__What is needed__
Single out each line with the word "text" and copy it.

--- Start Listed records ---

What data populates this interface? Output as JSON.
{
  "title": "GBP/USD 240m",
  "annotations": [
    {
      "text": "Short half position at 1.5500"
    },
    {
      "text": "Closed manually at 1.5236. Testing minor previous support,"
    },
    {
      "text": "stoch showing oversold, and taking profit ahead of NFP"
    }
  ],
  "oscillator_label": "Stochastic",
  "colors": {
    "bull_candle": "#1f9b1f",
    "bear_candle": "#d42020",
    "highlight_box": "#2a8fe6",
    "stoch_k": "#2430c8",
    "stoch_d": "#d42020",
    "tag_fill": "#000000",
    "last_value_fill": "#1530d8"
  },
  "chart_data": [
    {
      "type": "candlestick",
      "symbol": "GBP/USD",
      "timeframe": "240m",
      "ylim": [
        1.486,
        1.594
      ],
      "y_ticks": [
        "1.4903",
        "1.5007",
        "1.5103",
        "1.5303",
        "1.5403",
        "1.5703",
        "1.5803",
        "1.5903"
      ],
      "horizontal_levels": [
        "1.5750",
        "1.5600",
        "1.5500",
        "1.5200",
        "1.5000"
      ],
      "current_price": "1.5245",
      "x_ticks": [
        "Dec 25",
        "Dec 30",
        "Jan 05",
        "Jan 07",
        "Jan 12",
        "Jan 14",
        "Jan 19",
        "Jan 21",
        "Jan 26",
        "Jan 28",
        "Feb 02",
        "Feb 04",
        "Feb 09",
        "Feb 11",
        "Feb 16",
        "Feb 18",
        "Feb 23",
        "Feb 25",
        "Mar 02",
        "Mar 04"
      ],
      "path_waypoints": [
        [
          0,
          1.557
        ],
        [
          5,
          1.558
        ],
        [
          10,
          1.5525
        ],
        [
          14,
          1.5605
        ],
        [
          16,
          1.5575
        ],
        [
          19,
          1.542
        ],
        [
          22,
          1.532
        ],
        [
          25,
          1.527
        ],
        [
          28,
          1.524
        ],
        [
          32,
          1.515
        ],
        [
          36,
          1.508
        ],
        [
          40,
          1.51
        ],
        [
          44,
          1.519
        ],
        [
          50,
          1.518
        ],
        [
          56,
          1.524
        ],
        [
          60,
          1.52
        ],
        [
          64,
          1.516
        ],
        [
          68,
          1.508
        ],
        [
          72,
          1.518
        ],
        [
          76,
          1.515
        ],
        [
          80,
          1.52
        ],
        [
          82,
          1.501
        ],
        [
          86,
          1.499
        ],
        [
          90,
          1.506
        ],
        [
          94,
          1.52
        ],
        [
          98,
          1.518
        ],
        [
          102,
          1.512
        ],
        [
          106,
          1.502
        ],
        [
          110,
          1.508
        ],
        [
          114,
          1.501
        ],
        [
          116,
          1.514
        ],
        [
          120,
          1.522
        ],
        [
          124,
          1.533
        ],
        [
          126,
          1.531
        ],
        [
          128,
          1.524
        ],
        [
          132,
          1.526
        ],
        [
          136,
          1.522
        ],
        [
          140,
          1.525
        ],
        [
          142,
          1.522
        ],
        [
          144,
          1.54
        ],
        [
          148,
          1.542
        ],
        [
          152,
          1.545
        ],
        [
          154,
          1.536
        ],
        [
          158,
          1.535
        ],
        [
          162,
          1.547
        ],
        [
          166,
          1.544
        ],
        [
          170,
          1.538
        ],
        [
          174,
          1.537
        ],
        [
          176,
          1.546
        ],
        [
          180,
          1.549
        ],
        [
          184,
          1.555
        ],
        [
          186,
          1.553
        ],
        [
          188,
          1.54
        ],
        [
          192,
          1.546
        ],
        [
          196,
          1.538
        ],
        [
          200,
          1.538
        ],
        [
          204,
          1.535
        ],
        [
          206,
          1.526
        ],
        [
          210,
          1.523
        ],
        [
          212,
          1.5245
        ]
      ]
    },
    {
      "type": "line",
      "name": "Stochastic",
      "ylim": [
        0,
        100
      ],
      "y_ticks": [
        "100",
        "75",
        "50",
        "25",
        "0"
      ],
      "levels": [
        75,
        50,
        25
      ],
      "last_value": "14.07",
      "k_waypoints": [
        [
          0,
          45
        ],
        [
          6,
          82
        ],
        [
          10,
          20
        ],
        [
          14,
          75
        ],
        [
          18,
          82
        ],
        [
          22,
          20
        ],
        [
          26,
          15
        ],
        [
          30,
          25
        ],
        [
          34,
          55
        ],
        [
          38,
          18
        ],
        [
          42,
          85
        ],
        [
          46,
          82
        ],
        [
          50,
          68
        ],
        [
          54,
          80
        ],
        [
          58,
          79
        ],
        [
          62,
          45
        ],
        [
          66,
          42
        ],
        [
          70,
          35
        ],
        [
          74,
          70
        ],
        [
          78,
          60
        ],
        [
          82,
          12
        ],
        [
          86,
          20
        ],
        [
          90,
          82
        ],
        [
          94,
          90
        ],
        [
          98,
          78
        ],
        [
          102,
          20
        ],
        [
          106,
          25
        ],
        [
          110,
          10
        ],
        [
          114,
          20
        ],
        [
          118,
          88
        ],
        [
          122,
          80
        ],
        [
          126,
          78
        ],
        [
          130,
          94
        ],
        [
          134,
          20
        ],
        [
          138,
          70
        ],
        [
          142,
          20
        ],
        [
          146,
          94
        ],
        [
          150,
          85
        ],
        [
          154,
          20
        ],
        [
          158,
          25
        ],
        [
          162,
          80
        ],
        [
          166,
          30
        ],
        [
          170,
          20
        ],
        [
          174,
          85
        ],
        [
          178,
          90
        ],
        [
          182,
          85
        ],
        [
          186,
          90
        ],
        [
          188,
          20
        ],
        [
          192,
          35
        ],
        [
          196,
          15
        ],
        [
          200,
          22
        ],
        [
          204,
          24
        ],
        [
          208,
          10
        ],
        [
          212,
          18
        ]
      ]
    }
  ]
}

--- End Listed records ---

__Task solution__
      "text": "Short half position at 1.5500"
      "text": "Closed manually at 1.5236. Testing minor previous support,"
      "text": "stoch showing oversold, and taking profit ahead of NFP"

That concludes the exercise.